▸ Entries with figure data
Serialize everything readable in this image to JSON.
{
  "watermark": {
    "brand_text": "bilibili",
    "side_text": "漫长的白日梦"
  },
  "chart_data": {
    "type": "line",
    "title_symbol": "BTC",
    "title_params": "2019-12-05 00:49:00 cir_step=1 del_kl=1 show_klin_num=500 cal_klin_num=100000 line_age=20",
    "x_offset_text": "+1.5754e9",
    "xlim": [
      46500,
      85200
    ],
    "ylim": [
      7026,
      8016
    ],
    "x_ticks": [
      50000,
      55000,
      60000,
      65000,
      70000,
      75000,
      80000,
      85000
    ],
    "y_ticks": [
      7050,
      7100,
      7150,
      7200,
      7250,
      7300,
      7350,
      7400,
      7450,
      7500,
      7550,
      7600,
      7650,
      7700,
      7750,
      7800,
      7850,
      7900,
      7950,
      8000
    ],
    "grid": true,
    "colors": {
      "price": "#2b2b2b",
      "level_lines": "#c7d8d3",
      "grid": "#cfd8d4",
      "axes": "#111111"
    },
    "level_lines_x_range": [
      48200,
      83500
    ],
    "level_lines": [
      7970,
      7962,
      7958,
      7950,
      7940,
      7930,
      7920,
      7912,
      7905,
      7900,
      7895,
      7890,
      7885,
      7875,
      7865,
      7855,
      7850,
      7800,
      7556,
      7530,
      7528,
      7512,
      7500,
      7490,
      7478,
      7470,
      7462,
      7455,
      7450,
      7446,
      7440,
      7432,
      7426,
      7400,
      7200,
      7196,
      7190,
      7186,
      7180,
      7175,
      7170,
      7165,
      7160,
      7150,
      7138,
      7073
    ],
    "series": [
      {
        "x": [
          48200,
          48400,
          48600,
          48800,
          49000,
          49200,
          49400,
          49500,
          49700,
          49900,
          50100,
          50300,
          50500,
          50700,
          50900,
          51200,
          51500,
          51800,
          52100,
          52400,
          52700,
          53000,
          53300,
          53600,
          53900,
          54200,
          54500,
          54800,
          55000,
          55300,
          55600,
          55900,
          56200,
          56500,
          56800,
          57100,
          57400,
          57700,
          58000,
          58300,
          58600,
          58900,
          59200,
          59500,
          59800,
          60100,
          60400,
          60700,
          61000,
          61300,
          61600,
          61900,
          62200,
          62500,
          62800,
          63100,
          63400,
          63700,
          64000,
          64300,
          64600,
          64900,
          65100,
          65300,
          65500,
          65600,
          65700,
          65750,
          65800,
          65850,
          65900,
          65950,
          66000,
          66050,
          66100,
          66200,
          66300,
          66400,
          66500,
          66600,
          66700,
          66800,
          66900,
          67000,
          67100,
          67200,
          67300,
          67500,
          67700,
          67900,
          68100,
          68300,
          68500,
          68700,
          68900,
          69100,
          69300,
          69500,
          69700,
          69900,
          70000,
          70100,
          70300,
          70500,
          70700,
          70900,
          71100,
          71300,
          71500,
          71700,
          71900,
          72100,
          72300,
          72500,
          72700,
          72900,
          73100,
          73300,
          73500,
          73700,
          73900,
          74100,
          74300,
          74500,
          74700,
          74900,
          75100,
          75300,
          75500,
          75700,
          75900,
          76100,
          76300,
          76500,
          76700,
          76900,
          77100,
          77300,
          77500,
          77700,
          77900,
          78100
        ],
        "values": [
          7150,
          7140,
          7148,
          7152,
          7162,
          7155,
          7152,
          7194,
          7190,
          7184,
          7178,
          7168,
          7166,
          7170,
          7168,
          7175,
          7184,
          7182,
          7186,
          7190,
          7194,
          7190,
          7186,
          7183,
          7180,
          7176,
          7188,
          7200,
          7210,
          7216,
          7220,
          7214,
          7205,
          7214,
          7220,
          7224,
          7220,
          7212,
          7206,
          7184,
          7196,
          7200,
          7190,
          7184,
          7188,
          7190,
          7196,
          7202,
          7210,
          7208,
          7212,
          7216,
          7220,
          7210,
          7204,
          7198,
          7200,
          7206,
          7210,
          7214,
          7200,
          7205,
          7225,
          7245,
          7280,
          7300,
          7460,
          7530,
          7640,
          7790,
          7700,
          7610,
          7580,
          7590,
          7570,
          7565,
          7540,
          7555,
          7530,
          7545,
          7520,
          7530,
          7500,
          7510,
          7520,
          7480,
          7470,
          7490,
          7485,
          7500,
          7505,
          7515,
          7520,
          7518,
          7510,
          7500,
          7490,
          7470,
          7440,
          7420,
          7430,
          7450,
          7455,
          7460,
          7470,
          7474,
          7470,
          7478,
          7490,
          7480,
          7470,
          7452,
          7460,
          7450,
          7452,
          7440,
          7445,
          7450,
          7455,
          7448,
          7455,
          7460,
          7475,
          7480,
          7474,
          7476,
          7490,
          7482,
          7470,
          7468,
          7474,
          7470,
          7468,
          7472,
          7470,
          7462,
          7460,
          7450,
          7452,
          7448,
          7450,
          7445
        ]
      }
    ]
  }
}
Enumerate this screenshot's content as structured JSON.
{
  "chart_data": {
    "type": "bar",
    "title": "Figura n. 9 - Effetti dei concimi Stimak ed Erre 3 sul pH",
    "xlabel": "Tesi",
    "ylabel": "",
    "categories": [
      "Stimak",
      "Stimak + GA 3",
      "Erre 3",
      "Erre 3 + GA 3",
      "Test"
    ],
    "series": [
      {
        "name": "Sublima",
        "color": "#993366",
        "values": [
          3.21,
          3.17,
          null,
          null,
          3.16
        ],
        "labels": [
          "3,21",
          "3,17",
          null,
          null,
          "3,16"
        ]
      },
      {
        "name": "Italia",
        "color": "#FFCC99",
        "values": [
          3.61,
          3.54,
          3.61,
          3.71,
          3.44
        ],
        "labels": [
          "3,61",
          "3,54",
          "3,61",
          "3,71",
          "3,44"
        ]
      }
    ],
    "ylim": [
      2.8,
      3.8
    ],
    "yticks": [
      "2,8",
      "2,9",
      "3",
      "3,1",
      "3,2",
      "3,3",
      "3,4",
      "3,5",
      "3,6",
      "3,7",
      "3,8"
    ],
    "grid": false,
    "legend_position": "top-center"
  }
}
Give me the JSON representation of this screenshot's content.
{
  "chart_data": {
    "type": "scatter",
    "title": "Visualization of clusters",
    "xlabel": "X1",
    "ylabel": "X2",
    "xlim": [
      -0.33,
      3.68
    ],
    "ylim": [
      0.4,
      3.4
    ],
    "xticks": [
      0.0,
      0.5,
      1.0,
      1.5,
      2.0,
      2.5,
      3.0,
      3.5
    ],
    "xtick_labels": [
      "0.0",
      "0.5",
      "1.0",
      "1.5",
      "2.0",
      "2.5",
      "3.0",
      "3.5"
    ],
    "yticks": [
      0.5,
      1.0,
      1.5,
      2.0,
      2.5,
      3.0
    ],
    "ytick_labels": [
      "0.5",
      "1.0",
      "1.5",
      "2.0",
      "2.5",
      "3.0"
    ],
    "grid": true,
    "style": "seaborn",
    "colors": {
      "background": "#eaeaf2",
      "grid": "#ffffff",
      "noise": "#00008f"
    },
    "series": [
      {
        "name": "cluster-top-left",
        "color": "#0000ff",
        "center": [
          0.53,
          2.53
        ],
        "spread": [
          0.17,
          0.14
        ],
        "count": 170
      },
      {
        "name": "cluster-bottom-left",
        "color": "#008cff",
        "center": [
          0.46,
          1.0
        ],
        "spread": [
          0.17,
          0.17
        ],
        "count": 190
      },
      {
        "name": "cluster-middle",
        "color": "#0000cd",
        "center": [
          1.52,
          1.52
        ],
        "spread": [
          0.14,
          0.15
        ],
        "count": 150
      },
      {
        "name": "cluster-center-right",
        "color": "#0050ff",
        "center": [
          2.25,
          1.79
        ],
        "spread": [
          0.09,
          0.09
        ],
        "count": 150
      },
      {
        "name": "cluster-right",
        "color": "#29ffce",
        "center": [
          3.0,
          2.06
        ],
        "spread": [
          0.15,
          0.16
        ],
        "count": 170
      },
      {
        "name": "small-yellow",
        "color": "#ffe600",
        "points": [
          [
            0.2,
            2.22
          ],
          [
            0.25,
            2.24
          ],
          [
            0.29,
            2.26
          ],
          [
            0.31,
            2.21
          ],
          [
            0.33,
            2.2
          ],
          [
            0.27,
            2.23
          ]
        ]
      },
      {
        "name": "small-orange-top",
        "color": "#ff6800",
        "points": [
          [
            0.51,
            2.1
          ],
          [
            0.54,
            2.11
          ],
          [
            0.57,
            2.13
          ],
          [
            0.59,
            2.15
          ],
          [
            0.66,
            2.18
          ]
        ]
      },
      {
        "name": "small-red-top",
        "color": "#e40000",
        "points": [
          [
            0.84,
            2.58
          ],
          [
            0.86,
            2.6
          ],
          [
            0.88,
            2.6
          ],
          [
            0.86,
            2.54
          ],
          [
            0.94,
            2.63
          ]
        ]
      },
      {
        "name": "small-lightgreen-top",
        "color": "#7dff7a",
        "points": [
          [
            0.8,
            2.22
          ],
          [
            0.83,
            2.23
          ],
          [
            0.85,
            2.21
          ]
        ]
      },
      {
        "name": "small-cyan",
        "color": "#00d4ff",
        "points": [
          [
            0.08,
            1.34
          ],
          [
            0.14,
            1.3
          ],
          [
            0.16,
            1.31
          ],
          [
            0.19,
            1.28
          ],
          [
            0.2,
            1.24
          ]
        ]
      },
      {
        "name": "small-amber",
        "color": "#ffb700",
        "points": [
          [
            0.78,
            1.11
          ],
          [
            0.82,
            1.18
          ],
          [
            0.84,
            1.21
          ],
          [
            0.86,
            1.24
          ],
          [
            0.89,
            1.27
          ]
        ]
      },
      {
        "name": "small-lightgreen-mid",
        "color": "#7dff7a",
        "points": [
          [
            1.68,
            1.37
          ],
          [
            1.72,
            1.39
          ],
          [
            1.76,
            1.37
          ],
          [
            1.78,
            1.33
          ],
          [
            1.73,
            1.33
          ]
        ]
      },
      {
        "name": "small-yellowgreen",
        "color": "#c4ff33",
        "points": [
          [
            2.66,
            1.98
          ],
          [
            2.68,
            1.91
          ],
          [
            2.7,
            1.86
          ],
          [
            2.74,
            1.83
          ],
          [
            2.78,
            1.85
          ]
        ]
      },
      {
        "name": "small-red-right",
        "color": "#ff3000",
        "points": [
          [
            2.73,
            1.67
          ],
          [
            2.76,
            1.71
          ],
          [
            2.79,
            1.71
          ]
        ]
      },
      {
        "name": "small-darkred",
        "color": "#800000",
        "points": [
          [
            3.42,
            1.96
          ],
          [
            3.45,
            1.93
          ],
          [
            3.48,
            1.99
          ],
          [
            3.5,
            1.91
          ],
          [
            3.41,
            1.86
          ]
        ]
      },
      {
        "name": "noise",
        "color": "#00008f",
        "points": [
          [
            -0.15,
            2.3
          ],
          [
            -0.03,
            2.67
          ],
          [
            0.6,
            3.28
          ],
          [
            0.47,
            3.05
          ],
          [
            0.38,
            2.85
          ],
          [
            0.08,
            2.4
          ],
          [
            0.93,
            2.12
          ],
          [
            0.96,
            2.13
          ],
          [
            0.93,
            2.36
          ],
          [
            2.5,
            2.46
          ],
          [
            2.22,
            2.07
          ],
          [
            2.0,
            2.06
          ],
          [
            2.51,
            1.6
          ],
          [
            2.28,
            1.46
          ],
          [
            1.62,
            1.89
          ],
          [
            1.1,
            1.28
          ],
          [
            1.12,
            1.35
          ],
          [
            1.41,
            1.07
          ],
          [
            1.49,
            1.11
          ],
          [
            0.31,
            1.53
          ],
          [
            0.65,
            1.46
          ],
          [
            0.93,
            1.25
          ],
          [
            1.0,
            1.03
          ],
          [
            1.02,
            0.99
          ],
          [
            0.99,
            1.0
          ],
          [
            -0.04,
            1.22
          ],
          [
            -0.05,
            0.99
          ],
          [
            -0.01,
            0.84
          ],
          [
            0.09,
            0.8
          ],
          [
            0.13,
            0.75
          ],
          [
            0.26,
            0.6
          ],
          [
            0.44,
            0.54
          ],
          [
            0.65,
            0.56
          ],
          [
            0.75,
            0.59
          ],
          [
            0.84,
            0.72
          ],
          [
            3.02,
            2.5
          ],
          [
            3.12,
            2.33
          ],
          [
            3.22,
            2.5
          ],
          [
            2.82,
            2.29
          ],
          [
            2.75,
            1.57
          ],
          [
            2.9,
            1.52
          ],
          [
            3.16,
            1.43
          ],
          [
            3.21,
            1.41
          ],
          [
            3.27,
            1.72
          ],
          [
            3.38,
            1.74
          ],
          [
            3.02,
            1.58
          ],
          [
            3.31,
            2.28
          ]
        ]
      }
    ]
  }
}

▸ Given request
Select all lines in the listing that include the word "left".

▸ Complete response
        "name": "cluster-top-left",
        "name": "cluster-bottom-left",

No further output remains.